Source excerpt
———

Tag Archives: H class submarine

Scorpion vs Trawler

In news out of Chile, the country’s very professional (if somewhat outdated) navy has been keeping tabs on a foreign fishing fleet of 8 large trawlers crossing through the Juan Fernández Archipelago National Park and then into the Strait of Magellan to make sure they don’t illegally drop nets or lines in Chile’s EEZ.

While aerial observation occurred– conducted by AS365 Dauphin 2s, at least one submarine kept an eye on the Chinese fishing fleet as well, a great example of how modern sea power is meshing with roaming international IUU concerns.

These images were released by the Chilean Navy on 16 December, as part of Operación de Fiscalización Pesquera Oceánica (OFPO) (and you know how much of a sucker I am for periscope shots!):

The submarine looks to be a French-made Scorpène-class SSK, two of which — Carrera (SS-22) and O’Higgins (SS-23)— were delivered in 2005-06. The country’s fleet also runs an older pair of German HDW-made Type 209-1400s– Thomson (SS-20) and Simpson (SS-21)— which were delivered in the early 1980s during tensions with Argentina and today serve more of a training role.

While the Chileans aren’t saying, odds are the above images show Carrera, who just returned on 22 December to her homeport at Talcahuano following four months in San Diego as an OPFOR in the 2023 Diesel-Electric Submarine Initiative (DESI) and would have been transiting the area just in time to give a good flex. DESI 2023 saw the Colombian Navy submarine ARC Pijao’s deployment (the country’s 13th DESI) at Naval Station Mayport, Florida for training with Atlantic forces while Carrera did the same on the West Coast under the control of Submarine Squadron 11. This was Chile’s 10th DESI deployment since the program was established in 2001.

Submarine “Carrera” returned to Chile after participating in the DESI 2023 exercise (PHOTO: Chilean Navy)

Chile has been in the submarine biz since 1917.

For reference, before their current boats, the Chileans ran a pair of British-built Oberon-class submarines (O’Brien and Hyatt) for three decades.

Going even further back, Santiago picked up two non-GUPPY Snorkel conversion Balao-class boats– USS Spot (SS-413)/Simpson and USS Springer (SS-414)/Thomson in 1962.

———

Data shown
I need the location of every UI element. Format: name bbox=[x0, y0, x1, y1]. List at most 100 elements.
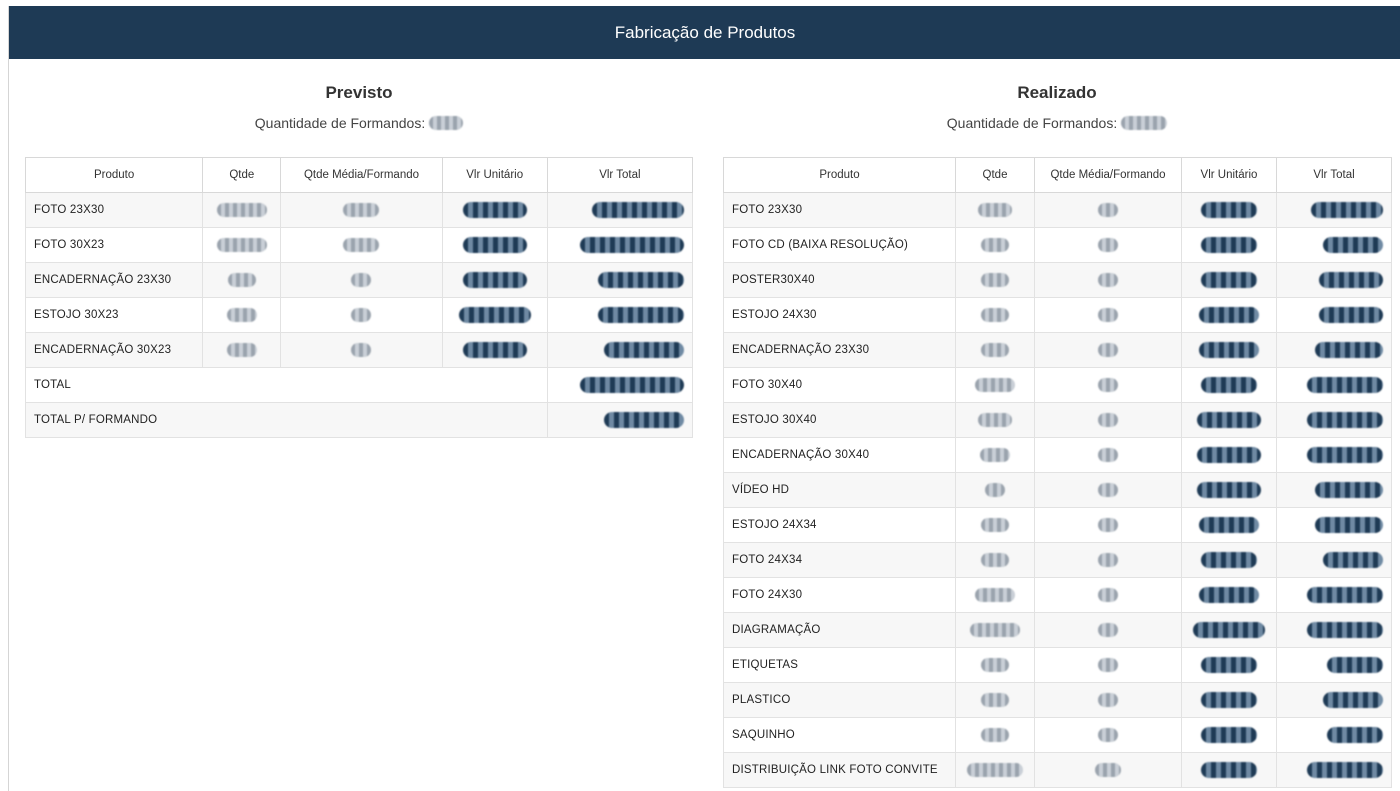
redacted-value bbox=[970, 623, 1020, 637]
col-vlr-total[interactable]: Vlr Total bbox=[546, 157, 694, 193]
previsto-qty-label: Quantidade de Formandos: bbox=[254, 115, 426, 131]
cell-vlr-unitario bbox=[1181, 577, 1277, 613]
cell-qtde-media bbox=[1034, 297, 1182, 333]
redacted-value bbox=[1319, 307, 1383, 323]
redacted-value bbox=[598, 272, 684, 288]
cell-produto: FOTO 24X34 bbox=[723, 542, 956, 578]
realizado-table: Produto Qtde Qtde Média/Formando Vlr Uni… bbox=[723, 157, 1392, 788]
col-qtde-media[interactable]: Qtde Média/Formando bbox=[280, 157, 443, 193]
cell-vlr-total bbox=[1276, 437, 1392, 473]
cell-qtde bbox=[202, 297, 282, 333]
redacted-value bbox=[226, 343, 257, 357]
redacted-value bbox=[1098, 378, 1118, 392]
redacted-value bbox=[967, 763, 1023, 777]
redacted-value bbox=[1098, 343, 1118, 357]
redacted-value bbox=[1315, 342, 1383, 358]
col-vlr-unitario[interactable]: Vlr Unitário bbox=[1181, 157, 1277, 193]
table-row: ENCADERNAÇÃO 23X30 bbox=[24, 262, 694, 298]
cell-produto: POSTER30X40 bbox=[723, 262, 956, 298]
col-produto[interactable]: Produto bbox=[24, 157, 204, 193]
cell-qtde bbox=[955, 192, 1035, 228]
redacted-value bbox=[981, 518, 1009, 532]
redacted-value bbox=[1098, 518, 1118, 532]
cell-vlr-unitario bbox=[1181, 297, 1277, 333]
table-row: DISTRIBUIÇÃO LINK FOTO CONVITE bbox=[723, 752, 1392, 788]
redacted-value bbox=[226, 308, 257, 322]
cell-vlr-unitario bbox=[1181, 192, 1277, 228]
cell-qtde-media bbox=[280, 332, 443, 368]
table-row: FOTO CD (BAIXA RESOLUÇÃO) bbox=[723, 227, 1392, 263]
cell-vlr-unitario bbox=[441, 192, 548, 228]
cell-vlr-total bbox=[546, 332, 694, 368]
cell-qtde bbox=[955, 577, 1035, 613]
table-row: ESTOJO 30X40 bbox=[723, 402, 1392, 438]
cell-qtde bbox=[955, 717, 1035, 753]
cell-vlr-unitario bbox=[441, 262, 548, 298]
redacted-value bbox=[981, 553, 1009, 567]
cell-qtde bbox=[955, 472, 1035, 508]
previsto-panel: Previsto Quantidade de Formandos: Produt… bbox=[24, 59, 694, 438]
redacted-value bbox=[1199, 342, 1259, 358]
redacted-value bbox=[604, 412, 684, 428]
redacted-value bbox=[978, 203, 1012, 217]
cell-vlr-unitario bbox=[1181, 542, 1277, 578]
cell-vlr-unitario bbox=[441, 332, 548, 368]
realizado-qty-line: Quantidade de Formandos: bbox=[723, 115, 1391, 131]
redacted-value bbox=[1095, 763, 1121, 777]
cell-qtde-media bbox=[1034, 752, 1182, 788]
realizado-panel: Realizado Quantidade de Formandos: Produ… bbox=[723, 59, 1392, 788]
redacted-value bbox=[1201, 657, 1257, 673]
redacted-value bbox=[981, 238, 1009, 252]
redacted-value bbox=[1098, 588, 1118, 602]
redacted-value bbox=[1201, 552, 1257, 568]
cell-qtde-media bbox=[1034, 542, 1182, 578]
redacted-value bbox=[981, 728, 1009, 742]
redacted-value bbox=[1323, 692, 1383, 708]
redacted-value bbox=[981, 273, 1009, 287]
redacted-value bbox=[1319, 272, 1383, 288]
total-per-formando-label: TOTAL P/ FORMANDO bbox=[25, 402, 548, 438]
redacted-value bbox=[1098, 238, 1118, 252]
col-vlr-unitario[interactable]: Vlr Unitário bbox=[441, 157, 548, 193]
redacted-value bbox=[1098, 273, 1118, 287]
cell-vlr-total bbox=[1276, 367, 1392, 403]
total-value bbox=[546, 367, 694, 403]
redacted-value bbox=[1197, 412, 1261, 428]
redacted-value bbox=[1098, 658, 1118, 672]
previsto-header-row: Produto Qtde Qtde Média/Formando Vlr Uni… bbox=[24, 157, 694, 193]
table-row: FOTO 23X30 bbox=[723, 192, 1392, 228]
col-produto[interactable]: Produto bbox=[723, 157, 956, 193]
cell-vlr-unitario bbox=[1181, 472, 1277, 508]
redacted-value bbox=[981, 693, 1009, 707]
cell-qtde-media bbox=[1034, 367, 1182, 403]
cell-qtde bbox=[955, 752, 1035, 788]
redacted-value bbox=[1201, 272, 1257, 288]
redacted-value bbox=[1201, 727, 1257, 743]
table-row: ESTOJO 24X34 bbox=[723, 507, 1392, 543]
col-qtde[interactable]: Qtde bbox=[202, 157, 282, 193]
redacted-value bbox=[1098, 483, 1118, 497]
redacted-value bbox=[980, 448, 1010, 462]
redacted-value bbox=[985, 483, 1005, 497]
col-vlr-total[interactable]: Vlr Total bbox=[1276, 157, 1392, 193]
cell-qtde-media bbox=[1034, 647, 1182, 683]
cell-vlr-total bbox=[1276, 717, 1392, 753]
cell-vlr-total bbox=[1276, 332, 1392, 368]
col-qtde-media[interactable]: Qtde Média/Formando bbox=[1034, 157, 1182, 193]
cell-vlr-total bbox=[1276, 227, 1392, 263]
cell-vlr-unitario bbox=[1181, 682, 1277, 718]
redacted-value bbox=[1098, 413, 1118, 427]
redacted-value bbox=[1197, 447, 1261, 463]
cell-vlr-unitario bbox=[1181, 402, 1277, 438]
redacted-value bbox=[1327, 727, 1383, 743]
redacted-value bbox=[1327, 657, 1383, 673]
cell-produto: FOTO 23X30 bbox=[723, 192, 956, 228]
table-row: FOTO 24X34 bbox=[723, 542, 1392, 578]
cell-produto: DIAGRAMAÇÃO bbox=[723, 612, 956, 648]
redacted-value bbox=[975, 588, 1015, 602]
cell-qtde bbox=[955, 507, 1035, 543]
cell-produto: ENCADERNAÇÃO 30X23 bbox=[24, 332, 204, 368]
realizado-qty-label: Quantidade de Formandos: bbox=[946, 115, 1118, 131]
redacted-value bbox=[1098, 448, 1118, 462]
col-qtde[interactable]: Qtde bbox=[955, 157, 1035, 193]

———

Exercise set
(a) According to the post about Chile's submarines, since what year has Chile been in the submarine business?
(b) Extend the post on Chile's submarines, starting after its last sentence.

Responses to the tasks
(a) 1917

(b)
They began their submarine arm with a six-pack of American-built British Holland 602/H-class-class boats put into service starting in 1917 as the Guacolda-class followed by three Odin class boats (Almirante Simpson, Capitan O’Brien, Capitan Thompson) in 1928.

Chile Guacolda class H-class submarines Holland 602, via Jane’s 1946

Warship Wednesday, August 11, 2021: The Guacolda-class submarines, via Quincy, Mass

Here at LSOZI, we take off every Wednesday for a look at the old steam/diesel navies of the 1833-1954 time period and will profile a different ship each week. These ships have a life, a tale all their own, which sometimes takes them to the strangest places.- Christopher Eger
 
Warship Wednesday, August 11, 2021: The Guacolda-class submarines, via Quincy, Mass

Original caption: July 4, 1917, Boston (Charlestown) Navy Yard, “Six British subs bottled up in Navy Yard because of U.S. Neutrality are given to the Chilean government in exchange for a Man of War which could not be built by England.”

The Chilean flag was hoisted in that day over six Holland-type submarines, marking the creation of the Chilean Navy’s submarine branch, which has the motto, “Semper Fidelis.” Photo by Leslie Jones, via Boston Public Library, Print Department. Note the famed “original six” frigate USS Constitution in the background. 

Ordered in 1914 from the Fore River Yard at Quincy, Massachusetts, once the Great War kicked off, then-neutral Uncle Sam interned HMS H11 through HMS H20 for the duration of hostilities (or at least, it turned out, American neutrality), despite the fact they did not have their torpedo tubes installed.

Holland 602 type submarines designed to meet Royal Navy specifications, nine other 150-foot/360-ton H-class boats were built by Vickers Canada in Monreal for the Admiralty while another 23 were ordered from Vickers, Cammell Laird, Armstrong Whitworth, and William Beardmore in Britain.

HM Submarine H.4, one of the Canadian Vickers-made boats, at Brindisi, August 1916. Notably, H4 sank U-boat UB-52 in the Adriatic on 23 May 1918, one of the biggest wins for the class. Photograph SP 578 from the collections of the Imperial War Museums

Of the 10 Yankee “H” boats, the British eventually transferred two, later christened HMCS CH-14 and CH-15, to Canadian service, while HMS H11 and H12 were cleared to sail after the U.S. entered the war in April 1917 only to be scrapped shortly after the conflict.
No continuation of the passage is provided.